(Written task) Answer with a single number, the count of lines holding the word "JSON".

(Source data)
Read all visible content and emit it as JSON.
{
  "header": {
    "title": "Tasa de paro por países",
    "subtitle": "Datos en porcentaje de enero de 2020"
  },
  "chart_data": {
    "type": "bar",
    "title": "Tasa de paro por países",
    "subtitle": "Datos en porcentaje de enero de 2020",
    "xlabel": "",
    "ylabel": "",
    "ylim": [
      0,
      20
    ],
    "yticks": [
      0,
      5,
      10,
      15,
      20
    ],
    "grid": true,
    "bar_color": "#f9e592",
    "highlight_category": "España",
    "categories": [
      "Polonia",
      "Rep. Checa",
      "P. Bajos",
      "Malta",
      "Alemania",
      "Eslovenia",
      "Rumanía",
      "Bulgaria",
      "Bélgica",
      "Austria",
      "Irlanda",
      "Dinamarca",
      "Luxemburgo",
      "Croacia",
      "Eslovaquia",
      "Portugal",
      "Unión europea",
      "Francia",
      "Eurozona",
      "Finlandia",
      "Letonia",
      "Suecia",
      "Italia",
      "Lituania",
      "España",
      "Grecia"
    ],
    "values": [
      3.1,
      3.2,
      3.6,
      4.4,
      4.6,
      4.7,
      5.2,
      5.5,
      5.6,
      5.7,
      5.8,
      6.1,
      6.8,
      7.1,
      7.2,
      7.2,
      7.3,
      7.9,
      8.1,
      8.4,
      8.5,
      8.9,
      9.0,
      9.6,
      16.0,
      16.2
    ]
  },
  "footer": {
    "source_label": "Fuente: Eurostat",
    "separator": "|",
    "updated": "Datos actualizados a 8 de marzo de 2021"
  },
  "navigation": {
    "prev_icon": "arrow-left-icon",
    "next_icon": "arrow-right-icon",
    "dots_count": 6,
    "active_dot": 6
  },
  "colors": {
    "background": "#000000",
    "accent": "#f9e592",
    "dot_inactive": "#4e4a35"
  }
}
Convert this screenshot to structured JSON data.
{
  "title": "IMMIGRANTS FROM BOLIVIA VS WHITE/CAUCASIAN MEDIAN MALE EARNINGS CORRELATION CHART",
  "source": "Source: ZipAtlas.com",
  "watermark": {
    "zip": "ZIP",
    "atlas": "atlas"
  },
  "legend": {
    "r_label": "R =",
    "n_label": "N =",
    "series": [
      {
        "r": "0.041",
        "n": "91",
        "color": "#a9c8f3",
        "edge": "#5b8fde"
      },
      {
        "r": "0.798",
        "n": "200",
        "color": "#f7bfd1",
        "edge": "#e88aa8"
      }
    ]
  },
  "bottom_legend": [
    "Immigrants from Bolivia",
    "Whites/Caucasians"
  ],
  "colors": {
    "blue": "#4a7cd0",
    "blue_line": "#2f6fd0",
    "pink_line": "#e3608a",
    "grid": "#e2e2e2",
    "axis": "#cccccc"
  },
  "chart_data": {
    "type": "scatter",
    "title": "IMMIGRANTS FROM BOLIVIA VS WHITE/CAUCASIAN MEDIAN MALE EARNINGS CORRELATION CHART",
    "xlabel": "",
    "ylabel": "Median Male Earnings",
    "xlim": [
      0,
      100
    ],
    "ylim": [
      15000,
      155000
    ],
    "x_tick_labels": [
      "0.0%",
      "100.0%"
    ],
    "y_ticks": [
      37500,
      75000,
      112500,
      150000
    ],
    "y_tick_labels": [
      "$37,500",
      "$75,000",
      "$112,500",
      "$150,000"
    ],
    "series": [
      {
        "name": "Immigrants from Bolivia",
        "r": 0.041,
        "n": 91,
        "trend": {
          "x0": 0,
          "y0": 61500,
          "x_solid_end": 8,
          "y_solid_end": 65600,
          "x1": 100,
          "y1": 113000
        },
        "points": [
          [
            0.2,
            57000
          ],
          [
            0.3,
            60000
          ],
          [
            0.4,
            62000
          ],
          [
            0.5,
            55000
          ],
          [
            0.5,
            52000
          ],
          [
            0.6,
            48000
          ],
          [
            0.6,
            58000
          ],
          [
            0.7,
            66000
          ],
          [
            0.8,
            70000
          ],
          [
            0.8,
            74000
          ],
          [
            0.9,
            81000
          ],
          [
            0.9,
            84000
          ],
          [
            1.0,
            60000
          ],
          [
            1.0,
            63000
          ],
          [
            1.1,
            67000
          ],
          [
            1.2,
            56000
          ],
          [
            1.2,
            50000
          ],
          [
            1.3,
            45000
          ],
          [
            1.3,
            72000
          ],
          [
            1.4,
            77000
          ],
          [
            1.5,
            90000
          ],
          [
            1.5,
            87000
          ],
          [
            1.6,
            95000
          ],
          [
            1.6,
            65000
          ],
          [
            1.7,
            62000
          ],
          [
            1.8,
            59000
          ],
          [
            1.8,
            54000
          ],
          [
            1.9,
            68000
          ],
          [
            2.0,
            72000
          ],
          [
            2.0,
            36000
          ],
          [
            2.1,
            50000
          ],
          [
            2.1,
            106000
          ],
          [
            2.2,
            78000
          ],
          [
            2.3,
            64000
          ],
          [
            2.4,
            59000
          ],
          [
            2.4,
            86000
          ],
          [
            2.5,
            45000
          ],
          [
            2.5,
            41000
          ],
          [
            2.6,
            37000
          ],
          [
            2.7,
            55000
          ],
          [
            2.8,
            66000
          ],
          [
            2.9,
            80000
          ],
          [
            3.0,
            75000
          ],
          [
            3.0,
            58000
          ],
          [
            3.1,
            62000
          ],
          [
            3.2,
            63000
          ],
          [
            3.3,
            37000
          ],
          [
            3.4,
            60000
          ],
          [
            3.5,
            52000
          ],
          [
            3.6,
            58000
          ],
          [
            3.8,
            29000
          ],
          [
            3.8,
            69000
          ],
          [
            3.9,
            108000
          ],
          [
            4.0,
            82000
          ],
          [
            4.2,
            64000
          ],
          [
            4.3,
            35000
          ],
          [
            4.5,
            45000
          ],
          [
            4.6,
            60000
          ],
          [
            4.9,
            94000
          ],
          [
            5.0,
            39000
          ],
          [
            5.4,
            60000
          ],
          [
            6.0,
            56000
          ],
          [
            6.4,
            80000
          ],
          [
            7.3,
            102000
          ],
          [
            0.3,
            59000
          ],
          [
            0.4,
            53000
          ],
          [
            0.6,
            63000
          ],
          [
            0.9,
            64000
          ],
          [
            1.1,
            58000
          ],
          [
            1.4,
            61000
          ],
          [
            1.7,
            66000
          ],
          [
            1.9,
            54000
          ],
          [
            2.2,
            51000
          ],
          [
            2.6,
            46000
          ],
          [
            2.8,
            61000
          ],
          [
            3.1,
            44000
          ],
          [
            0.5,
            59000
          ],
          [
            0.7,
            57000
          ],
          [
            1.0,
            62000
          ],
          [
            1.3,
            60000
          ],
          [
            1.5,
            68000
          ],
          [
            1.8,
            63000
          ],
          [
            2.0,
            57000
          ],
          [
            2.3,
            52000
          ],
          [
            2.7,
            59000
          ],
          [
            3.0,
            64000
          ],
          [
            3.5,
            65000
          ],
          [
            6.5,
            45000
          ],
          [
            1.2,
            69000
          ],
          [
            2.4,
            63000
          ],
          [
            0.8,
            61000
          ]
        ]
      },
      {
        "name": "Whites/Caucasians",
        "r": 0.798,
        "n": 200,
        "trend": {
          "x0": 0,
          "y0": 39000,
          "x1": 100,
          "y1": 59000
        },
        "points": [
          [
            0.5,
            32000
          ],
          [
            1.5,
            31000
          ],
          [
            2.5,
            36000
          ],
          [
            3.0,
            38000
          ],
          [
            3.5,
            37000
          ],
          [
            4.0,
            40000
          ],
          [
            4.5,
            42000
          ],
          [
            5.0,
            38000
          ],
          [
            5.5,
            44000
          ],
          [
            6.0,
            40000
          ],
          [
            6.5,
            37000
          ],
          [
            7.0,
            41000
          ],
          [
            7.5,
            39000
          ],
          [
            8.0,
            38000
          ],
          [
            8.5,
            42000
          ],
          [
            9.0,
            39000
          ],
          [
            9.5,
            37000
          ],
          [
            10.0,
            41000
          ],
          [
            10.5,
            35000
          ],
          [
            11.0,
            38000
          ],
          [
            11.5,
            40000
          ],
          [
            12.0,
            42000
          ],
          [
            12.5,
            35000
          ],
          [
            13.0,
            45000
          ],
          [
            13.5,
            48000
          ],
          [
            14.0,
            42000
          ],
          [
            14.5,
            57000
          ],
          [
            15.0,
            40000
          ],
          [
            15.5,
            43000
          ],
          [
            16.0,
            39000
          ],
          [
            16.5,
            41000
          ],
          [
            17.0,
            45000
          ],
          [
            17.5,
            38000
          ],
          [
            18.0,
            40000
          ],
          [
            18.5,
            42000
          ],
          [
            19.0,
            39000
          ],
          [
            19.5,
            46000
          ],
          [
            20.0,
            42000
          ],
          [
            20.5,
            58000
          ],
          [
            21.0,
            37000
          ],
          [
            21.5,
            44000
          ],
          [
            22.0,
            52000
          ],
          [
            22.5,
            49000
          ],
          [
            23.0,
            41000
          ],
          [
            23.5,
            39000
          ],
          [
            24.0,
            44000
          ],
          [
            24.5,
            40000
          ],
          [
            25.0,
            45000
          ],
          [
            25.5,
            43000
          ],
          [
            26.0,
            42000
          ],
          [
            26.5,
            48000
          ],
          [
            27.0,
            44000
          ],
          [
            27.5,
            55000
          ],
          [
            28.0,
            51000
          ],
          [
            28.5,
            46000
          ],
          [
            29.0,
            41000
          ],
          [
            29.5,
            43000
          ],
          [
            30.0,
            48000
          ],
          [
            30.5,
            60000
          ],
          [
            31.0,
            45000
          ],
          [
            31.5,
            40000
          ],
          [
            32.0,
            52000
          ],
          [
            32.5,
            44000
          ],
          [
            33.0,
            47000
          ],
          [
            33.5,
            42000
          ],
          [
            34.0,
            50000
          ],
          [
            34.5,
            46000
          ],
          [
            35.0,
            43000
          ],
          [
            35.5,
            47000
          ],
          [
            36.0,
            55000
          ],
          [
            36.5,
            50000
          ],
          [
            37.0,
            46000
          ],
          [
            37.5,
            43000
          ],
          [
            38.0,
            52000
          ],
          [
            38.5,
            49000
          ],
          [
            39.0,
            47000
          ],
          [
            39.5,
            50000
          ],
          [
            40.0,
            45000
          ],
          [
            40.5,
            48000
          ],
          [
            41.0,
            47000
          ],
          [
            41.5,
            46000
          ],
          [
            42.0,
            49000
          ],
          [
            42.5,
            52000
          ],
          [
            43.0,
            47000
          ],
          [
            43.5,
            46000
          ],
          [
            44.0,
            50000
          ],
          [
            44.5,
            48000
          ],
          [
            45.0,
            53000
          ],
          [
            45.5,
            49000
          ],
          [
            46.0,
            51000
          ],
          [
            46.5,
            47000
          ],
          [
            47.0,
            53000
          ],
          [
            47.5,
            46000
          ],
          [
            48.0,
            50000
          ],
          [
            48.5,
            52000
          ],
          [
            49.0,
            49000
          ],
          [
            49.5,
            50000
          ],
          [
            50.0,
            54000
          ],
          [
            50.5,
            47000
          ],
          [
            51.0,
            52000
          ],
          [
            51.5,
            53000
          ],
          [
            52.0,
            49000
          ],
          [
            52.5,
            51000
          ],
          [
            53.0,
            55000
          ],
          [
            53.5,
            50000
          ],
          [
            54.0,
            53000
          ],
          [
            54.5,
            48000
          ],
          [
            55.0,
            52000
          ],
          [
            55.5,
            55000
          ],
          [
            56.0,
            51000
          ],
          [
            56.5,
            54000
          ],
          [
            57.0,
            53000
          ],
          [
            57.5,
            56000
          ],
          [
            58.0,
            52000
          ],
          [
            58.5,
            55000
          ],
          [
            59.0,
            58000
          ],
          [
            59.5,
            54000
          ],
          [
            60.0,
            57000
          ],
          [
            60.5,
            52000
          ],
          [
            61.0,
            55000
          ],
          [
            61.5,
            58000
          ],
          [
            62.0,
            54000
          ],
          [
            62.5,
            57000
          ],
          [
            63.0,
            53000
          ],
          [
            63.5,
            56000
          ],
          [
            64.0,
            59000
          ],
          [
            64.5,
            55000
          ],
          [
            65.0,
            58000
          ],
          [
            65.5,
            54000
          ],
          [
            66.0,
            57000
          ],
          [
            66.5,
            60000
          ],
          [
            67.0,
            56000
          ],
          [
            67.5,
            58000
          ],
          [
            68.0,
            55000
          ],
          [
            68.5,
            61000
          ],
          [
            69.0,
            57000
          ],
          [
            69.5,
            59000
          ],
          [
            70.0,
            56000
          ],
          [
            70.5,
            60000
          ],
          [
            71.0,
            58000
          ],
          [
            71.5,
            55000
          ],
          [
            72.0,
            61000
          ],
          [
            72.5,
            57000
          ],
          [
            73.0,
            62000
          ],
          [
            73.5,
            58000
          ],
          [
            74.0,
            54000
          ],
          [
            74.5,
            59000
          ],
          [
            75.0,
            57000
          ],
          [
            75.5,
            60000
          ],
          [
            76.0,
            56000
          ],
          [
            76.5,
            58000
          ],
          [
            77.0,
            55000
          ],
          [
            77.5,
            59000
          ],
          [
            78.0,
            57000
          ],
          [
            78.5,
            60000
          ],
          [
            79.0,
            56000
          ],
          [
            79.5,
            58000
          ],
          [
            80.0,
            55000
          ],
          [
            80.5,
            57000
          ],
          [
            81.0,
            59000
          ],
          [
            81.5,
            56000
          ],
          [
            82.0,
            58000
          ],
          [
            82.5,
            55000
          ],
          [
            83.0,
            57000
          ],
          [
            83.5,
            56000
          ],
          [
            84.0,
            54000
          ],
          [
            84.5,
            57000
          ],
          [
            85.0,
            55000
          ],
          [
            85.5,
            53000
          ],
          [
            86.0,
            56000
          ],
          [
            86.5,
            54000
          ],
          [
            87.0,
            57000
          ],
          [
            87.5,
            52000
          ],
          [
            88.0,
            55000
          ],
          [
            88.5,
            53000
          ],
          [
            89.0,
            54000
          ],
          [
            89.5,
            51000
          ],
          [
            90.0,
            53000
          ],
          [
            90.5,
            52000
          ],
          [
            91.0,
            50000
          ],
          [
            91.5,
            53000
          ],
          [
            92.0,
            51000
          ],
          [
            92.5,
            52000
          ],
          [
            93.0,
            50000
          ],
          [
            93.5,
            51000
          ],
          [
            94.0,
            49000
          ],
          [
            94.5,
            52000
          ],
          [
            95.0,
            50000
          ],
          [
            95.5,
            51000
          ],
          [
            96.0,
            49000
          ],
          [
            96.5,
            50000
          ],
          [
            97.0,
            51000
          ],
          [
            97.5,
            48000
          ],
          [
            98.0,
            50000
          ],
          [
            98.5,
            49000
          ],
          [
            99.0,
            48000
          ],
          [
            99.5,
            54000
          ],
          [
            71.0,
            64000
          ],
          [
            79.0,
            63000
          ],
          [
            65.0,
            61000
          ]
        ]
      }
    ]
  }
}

(Answer to this problem) 2